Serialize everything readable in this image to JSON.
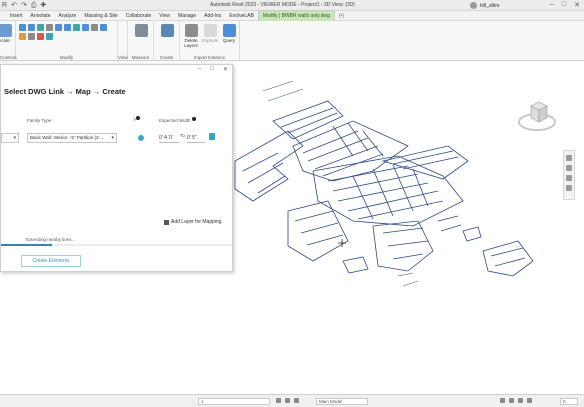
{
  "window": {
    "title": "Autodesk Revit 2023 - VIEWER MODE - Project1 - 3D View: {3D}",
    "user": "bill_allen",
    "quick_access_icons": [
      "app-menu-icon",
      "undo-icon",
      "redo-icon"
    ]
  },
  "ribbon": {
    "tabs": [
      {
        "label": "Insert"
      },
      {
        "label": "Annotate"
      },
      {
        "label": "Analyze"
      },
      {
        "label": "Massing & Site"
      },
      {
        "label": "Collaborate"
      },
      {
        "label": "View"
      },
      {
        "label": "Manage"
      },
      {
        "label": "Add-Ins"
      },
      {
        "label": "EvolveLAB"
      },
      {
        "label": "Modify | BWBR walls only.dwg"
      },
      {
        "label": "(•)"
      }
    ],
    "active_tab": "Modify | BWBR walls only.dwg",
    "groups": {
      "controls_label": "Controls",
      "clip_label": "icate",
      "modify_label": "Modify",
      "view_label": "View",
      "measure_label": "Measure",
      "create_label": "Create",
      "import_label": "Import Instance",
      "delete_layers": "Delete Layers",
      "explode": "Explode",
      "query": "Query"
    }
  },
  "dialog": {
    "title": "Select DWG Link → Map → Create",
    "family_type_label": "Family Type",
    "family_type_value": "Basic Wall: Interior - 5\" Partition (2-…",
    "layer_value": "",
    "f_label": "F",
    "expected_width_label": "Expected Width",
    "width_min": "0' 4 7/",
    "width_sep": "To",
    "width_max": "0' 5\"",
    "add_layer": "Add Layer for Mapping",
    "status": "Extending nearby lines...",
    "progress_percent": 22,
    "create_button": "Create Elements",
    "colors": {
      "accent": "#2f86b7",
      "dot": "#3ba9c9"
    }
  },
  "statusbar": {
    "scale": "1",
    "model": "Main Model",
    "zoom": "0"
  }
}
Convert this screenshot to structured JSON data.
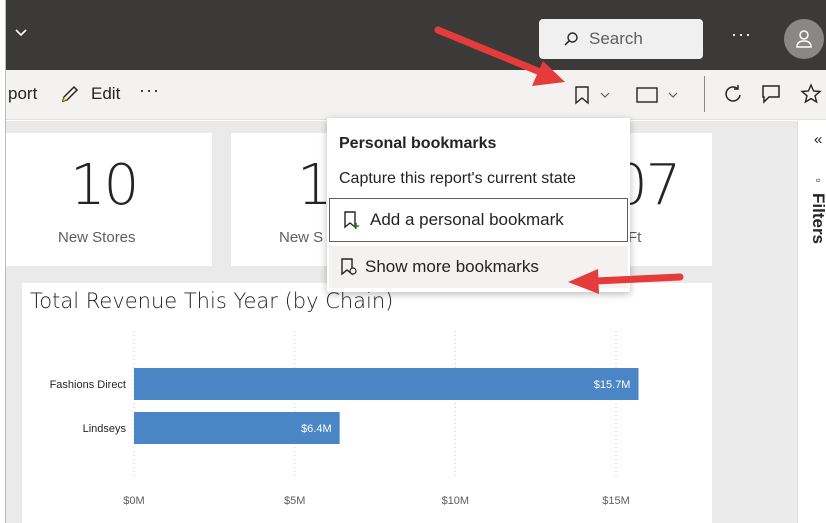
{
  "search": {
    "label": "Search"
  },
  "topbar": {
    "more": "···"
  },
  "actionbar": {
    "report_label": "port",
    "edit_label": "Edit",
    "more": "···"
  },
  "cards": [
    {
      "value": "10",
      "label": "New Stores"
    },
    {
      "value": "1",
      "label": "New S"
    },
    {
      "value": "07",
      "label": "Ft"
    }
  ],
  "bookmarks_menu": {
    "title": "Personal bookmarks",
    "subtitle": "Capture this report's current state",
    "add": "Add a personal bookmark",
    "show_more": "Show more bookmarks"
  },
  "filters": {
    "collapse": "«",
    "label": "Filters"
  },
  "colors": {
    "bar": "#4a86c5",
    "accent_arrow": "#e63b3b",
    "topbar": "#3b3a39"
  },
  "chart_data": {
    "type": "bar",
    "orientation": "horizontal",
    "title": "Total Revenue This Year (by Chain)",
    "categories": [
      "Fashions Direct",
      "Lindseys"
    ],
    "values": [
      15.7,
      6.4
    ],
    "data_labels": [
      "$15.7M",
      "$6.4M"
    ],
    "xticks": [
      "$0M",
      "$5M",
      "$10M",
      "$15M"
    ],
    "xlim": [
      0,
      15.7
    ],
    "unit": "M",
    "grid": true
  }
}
^^^^^^^^
### EXERCISE AIM:
Copy every line of the listing that includes the string "Modify".

### CORRECT RESPONSE:
        "label": "Modify | BWBR walls only.dwg"
    "active_tab": "Modify | BWBR walls only.dwg",
      "modify_label": "Modify",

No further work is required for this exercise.